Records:
* * * * * * *

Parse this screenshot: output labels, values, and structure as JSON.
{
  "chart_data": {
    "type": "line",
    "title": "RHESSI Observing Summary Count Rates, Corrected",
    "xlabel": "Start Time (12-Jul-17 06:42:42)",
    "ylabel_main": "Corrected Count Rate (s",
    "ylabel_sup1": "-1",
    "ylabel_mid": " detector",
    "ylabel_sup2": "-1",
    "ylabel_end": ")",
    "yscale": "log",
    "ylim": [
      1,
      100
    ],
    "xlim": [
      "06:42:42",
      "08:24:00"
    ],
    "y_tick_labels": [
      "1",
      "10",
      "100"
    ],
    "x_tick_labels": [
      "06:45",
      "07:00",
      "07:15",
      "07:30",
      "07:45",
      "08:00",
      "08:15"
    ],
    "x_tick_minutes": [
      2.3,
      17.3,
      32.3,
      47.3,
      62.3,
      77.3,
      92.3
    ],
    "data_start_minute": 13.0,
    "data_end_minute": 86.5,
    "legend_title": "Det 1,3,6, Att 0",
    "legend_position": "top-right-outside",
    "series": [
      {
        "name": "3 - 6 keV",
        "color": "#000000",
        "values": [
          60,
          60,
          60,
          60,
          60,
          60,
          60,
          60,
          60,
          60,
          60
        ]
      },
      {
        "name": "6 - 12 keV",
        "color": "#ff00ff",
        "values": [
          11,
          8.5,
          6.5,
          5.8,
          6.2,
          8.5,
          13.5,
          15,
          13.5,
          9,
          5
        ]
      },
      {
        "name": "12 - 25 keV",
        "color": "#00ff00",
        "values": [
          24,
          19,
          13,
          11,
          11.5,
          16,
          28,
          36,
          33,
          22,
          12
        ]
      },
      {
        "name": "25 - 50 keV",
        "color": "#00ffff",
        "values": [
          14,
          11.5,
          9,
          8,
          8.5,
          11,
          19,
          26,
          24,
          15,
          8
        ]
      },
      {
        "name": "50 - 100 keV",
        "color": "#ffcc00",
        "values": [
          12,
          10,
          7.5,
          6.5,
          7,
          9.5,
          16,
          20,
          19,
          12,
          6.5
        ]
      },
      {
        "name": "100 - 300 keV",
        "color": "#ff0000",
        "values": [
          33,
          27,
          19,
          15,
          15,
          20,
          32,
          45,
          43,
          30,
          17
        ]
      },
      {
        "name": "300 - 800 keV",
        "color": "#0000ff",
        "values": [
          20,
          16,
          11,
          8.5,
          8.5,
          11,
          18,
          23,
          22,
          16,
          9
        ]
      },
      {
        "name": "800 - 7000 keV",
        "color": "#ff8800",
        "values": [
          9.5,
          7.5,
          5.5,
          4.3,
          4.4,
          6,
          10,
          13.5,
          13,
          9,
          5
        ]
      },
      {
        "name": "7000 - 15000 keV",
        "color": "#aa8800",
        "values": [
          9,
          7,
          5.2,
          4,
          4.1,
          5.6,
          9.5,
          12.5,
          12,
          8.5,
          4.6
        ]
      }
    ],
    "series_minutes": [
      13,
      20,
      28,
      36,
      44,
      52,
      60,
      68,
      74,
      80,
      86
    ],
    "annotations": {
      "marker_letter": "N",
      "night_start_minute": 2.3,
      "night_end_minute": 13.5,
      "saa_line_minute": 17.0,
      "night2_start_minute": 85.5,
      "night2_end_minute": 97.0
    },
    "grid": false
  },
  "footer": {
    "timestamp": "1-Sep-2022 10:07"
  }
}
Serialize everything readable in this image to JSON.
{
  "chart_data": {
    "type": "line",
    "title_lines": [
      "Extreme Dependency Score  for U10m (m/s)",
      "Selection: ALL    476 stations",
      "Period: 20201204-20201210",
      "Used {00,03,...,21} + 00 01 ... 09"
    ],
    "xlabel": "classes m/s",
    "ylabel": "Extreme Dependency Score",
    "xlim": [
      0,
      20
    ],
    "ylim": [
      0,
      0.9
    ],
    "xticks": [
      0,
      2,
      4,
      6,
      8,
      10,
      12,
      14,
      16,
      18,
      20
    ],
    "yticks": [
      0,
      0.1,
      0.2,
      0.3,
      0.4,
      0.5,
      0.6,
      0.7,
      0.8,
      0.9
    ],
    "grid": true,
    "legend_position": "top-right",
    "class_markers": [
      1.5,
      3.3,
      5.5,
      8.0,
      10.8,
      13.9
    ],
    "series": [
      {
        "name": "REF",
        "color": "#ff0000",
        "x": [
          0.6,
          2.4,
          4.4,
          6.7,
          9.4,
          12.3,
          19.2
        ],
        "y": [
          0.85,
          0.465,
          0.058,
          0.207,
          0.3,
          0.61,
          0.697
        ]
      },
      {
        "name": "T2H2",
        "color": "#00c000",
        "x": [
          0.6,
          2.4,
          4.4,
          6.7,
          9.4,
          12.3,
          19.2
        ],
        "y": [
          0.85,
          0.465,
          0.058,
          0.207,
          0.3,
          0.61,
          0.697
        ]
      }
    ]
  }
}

* * * * * * *

*Short task*
Collect the lines of the records that include the string "Dependency".

*Exercise result*
      "Extreme Dependency Score  for U10m (m/s)",
    "ylabel": "Extreme Dependency Score",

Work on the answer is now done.